Written request →
Below are records; work out how many of their lines contain "false" and give only that number.

(Data records)
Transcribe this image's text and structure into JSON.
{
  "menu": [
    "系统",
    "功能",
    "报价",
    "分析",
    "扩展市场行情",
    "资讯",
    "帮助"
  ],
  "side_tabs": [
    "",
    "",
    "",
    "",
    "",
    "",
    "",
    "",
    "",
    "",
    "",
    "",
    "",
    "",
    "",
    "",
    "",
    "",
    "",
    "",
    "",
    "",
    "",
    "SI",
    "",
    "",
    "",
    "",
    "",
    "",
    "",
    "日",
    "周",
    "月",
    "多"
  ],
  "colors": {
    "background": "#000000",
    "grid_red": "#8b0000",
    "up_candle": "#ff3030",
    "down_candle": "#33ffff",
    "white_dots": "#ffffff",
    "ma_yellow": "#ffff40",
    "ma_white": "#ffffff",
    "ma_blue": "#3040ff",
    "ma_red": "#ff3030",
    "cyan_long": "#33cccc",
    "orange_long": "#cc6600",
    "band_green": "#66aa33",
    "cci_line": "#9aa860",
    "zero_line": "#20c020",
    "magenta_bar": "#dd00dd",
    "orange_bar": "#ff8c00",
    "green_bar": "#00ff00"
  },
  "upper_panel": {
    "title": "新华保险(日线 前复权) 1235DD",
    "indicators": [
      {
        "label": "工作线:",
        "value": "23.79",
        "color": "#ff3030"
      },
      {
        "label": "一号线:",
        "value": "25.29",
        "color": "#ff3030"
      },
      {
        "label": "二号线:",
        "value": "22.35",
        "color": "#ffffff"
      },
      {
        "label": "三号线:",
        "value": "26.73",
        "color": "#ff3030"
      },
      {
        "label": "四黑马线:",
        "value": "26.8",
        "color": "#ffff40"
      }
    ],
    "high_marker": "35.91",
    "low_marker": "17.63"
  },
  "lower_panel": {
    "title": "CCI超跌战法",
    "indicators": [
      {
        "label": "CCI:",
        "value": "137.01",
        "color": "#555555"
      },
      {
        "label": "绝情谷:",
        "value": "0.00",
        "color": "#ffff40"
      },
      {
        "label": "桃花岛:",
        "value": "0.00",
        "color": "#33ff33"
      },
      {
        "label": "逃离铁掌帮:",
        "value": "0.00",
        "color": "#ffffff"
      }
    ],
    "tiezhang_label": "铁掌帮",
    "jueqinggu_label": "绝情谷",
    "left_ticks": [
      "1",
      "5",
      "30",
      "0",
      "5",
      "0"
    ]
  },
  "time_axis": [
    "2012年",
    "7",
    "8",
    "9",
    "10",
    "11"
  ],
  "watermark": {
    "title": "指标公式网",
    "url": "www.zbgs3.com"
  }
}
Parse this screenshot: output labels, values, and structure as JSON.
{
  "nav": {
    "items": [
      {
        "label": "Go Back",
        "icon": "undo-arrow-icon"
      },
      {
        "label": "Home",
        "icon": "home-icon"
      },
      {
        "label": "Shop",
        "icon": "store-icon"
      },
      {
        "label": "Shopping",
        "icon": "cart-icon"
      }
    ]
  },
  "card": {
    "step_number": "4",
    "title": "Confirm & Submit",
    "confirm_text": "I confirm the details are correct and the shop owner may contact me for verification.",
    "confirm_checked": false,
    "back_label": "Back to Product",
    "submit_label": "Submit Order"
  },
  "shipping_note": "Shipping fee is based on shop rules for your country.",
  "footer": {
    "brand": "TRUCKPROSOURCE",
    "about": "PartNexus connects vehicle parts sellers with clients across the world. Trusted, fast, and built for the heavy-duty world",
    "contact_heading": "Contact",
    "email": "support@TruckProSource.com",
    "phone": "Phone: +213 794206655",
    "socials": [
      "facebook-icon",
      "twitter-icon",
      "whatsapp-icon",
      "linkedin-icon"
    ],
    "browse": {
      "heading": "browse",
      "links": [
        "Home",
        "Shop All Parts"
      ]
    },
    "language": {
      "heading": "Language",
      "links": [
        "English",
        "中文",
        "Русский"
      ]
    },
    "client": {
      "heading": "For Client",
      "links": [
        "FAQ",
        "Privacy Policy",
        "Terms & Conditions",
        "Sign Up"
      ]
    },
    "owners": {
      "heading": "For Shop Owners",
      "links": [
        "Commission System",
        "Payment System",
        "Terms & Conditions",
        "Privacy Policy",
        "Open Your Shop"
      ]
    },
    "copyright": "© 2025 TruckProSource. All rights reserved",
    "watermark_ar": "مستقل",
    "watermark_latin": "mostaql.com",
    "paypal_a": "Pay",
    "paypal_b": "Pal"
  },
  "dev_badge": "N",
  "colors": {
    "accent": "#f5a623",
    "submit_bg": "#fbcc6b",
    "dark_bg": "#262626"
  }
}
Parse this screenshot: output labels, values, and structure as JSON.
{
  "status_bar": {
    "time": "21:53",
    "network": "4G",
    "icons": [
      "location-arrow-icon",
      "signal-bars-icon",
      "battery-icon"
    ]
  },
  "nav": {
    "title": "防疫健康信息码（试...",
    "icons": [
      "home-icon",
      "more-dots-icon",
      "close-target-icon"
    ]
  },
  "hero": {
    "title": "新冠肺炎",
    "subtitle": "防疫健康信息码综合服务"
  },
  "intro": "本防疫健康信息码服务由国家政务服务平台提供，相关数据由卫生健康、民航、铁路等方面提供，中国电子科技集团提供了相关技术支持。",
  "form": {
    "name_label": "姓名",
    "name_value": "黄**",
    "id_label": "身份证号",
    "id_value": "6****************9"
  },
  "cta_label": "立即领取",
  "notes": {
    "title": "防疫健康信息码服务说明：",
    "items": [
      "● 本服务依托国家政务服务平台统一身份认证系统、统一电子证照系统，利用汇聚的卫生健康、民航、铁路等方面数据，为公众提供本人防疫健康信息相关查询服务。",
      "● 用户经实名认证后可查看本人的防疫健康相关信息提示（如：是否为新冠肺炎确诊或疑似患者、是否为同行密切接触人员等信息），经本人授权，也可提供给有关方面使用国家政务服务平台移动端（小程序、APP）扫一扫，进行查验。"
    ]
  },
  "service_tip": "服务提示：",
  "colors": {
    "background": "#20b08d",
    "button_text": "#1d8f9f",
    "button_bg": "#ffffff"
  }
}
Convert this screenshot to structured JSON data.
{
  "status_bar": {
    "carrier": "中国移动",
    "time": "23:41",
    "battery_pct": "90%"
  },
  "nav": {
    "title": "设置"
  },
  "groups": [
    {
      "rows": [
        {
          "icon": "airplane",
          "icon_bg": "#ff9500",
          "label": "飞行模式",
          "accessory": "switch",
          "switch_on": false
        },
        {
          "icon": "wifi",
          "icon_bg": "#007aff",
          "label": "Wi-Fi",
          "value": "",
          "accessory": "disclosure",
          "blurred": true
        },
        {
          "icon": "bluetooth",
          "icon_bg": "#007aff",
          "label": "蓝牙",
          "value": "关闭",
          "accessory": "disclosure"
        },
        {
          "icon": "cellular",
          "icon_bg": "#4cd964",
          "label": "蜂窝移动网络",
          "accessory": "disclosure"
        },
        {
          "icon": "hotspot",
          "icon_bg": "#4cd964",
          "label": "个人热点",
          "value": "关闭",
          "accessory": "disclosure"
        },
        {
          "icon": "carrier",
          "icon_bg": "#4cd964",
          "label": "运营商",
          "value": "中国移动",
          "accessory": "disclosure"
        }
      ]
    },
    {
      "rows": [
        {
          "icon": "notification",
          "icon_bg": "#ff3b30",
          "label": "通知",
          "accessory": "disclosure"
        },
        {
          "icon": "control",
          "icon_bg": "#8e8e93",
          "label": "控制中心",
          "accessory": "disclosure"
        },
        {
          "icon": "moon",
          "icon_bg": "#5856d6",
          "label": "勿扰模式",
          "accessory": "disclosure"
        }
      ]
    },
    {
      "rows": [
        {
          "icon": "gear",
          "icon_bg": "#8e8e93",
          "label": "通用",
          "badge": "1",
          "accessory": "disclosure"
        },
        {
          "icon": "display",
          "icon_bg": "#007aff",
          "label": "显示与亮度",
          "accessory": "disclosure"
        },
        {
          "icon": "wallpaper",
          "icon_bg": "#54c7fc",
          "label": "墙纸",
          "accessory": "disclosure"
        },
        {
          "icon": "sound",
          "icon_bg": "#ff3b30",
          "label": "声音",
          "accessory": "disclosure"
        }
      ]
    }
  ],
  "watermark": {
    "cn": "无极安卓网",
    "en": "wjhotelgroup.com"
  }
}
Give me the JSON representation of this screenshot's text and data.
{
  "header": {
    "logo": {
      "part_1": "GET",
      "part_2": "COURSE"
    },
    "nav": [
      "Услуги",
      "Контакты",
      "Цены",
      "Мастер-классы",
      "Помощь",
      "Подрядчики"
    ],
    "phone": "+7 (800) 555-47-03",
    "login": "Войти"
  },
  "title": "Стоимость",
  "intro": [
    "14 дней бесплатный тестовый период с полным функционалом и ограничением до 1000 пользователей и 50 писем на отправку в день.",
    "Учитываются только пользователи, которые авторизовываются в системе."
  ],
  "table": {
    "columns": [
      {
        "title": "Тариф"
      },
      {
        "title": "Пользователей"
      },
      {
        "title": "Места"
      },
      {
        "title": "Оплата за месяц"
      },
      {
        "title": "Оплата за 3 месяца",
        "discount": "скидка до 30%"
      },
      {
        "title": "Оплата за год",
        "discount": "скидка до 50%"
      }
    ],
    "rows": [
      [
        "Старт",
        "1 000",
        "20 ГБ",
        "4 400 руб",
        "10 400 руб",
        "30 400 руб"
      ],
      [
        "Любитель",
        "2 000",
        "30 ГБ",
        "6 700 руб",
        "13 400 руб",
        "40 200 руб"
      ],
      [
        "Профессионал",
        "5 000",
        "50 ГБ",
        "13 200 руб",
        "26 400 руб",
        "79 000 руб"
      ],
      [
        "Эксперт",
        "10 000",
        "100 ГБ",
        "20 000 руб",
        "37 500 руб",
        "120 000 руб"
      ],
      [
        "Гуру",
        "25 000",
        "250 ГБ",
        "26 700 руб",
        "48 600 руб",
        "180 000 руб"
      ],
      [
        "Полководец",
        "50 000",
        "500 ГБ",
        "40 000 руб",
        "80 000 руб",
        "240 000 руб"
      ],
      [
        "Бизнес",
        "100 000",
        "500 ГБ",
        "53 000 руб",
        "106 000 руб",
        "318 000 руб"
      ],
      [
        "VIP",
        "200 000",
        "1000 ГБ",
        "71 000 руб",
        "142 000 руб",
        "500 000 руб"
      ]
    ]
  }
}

Expected output →
2